• _Prompt_
Gather each line in the entries that includes the string "text".

• _Records provided_
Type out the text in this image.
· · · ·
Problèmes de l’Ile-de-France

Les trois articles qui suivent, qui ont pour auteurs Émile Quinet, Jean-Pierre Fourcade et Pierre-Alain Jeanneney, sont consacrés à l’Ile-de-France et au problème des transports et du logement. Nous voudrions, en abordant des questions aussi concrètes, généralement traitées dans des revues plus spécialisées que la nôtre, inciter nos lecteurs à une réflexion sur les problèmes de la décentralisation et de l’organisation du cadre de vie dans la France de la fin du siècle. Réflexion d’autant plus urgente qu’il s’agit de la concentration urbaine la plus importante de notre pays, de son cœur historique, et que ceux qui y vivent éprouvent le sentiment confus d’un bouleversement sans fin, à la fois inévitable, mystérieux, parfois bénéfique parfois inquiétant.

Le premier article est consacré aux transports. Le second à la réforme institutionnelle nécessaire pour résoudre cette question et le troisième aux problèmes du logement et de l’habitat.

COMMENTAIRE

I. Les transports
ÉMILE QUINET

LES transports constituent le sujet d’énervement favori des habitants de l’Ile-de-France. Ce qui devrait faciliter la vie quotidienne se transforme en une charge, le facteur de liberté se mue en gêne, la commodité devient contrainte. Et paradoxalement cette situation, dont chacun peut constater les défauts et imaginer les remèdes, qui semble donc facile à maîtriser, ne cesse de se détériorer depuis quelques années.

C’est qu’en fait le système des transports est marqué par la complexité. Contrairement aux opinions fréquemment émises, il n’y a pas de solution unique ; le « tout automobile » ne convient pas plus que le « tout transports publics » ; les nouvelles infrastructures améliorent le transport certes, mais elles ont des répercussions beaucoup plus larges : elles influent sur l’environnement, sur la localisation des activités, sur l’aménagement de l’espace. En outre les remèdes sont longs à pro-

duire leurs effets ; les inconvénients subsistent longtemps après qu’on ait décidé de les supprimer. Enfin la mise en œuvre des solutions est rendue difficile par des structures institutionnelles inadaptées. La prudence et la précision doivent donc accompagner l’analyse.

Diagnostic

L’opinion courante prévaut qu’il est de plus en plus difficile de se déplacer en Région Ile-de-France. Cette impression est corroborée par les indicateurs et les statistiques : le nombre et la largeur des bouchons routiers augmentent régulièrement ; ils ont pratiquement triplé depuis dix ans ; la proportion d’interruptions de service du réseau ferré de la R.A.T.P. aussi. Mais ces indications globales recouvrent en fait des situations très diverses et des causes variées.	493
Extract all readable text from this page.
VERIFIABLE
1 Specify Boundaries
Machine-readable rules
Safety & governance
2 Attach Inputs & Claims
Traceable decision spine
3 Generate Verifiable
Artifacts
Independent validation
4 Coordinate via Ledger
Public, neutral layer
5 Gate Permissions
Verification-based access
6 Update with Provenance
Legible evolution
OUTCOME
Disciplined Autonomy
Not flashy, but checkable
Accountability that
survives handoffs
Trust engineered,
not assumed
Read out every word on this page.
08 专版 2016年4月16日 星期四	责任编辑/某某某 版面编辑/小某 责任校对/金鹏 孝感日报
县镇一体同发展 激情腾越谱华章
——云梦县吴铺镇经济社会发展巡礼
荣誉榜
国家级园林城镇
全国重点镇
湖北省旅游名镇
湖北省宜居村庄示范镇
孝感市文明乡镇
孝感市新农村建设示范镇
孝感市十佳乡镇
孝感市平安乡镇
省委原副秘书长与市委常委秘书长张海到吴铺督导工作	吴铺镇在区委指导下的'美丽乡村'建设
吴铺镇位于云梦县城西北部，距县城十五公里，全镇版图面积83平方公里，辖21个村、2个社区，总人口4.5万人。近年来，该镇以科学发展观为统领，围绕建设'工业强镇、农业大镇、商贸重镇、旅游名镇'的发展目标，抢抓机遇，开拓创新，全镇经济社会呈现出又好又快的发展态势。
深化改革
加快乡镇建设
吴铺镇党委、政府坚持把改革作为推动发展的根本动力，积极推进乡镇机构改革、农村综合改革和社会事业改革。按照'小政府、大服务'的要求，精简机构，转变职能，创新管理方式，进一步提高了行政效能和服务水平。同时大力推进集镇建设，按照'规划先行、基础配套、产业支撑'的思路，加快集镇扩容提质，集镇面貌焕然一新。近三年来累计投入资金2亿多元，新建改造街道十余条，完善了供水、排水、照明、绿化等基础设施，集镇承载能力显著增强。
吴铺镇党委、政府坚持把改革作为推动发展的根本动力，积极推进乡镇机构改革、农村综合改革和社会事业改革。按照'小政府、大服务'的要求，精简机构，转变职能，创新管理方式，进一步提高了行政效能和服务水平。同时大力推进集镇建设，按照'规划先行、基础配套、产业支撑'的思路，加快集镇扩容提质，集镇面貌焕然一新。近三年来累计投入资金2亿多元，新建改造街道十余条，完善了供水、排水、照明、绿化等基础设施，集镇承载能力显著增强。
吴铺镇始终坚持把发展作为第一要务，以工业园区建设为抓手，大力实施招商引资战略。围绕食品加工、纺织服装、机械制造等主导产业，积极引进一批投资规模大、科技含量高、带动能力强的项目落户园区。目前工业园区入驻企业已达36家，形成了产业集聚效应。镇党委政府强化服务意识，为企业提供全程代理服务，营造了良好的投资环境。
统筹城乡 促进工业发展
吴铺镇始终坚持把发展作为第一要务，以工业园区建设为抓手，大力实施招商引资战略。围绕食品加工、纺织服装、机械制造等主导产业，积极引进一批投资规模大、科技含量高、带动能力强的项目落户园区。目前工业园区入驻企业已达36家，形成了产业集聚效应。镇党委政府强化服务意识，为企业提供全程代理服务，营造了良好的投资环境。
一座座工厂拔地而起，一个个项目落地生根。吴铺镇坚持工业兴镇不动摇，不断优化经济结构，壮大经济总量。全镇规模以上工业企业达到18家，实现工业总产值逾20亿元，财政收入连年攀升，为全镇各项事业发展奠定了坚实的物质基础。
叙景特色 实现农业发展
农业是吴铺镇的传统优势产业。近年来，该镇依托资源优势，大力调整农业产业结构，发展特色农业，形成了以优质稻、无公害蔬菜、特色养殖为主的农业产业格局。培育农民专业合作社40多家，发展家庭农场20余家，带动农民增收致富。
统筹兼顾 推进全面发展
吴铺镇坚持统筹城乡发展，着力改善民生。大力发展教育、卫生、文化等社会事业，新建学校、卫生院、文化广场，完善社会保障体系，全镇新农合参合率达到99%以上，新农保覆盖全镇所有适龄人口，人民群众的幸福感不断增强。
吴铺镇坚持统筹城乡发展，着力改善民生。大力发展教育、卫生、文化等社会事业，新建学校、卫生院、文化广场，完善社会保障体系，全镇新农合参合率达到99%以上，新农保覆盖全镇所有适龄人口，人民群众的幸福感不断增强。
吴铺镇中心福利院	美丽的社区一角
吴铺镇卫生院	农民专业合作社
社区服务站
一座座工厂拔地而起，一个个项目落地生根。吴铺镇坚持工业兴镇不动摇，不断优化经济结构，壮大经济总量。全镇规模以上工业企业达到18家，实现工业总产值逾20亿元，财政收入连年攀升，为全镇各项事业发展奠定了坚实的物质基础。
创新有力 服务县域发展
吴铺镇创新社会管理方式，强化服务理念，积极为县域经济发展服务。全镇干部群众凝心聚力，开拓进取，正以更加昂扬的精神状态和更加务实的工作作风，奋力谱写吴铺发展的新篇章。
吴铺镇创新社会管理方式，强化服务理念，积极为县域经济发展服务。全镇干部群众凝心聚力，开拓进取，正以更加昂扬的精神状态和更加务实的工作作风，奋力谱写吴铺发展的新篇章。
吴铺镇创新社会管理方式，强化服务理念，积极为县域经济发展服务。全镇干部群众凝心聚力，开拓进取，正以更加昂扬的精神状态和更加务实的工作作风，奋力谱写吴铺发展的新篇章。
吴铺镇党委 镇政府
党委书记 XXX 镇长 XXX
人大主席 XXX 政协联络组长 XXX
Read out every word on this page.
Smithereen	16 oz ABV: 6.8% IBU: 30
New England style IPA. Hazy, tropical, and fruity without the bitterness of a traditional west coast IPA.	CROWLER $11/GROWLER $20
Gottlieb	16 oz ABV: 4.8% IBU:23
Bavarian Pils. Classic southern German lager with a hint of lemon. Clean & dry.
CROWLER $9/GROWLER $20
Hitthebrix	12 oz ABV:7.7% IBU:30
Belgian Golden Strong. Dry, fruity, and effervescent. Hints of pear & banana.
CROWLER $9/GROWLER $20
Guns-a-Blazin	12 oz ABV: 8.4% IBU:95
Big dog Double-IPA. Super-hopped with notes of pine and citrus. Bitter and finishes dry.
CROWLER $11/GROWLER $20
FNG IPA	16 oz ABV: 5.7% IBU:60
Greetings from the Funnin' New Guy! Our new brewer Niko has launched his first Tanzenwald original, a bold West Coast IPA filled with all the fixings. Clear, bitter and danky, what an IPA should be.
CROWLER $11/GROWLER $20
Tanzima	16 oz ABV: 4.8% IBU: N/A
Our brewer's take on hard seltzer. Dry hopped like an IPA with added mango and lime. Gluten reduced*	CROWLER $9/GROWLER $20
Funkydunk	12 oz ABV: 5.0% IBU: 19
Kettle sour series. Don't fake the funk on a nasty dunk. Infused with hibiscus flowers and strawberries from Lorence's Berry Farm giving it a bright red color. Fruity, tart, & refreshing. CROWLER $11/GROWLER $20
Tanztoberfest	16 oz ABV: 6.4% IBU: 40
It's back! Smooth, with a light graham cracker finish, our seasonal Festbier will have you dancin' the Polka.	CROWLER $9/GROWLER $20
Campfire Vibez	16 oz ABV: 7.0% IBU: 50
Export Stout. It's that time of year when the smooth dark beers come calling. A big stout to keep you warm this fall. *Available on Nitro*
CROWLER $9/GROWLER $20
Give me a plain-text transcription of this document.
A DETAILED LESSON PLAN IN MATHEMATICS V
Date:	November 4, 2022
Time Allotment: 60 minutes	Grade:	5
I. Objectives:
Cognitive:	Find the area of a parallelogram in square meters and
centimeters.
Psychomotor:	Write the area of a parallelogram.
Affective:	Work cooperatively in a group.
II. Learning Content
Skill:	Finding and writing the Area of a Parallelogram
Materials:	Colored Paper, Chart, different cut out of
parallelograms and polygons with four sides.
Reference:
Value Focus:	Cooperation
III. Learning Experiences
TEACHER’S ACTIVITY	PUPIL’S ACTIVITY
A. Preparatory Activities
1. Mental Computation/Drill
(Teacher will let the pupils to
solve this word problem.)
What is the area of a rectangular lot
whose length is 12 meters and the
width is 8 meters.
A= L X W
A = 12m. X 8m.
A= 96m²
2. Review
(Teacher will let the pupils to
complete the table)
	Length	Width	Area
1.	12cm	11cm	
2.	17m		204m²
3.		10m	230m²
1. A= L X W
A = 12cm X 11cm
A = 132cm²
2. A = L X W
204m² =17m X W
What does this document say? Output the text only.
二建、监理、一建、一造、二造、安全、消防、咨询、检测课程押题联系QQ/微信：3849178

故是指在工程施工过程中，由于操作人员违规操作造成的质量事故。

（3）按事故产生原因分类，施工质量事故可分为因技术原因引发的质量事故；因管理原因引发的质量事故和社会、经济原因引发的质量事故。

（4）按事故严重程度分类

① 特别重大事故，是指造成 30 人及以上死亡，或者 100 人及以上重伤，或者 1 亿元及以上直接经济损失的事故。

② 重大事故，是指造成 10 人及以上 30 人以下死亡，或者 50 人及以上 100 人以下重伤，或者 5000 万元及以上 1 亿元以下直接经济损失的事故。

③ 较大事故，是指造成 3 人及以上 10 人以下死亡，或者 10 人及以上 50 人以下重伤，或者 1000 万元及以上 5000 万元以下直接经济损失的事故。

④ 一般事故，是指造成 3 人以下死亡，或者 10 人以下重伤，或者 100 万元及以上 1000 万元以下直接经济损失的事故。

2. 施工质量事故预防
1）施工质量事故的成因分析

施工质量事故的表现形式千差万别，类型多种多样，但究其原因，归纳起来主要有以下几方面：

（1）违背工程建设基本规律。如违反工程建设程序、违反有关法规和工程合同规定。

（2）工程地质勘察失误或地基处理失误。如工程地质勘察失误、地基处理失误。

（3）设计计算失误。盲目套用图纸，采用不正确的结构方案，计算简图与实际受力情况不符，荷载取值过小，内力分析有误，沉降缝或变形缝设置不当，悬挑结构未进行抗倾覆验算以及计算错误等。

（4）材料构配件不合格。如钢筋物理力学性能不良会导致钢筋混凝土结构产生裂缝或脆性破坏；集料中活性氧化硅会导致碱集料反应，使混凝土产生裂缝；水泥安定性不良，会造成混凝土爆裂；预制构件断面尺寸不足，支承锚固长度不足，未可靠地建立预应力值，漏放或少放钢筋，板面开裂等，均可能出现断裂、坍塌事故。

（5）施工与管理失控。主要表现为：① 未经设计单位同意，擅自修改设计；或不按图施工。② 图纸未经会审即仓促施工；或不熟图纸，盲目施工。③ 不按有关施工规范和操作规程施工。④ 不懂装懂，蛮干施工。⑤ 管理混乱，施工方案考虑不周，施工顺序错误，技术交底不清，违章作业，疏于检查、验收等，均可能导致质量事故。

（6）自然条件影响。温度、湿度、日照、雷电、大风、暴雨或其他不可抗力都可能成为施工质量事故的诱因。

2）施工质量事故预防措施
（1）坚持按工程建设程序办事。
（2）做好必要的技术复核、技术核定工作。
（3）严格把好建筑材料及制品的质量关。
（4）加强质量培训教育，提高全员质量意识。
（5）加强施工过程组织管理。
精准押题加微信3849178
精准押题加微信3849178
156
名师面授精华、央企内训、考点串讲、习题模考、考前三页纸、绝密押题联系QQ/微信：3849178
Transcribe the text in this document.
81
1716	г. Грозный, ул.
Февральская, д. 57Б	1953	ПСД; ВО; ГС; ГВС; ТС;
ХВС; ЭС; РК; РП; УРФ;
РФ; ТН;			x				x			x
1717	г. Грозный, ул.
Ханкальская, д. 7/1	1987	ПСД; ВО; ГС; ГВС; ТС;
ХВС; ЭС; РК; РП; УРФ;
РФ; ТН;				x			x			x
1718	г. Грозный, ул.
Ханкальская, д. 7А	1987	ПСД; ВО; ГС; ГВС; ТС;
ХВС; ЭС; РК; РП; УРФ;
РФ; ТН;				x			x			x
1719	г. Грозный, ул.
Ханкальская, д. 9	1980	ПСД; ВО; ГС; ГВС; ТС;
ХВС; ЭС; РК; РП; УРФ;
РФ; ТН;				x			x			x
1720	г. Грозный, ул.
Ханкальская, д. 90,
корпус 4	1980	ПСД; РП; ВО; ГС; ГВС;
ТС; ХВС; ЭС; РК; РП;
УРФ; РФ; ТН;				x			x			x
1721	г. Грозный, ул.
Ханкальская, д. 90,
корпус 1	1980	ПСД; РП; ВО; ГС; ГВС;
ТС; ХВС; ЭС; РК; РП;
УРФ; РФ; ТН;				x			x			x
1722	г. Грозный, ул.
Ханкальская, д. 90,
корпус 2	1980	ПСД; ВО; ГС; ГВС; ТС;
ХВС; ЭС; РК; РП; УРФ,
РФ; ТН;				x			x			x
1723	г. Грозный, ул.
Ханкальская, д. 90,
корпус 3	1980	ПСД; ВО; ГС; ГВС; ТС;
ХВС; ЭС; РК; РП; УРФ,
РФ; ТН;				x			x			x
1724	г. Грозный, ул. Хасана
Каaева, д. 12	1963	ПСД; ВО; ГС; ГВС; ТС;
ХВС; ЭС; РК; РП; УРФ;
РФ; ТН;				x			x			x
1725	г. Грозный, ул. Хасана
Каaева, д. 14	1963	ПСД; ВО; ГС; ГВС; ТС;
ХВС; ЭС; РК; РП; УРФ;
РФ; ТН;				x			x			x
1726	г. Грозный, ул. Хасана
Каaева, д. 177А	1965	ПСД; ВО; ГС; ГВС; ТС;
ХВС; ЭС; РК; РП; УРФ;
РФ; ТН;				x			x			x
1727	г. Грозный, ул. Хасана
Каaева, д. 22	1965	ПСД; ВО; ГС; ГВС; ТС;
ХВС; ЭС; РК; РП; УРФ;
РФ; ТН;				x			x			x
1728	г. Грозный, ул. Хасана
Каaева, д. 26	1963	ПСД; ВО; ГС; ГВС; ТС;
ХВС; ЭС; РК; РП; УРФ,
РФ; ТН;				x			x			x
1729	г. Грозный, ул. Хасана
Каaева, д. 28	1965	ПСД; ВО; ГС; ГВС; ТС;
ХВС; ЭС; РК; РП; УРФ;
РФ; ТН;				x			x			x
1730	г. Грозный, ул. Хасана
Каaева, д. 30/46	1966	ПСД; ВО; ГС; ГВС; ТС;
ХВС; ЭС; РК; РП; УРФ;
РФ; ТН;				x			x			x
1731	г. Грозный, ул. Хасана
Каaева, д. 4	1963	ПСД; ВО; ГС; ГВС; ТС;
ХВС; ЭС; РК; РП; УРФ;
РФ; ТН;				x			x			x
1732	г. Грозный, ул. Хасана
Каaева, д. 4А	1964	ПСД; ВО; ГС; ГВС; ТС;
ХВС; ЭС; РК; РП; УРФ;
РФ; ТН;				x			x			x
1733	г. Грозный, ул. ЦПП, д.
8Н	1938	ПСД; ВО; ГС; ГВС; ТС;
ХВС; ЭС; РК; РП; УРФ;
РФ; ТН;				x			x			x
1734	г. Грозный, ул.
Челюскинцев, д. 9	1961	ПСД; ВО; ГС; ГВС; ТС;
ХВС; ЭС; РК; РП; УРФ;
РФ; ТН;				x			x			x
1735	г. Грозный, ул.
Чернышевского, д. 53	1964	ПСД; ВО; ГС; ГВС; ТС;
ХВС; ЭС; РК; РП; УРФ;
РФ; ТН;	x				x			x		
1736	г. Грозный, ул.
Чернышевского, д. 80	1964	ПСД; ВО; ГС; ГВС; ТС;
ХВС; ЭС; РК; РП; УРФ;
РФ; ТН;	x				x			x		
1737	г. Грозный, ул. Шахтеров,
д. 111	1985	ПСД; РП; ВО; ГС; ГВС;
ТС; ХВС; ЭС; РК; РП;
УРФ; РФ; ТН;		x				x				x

• _Exercise result_
Type out the text in this image.
Extract all readable text from this page.
Give me a plain-text transcription of this document.
What does this document say? Output the text only.
Transcribe the text in this document.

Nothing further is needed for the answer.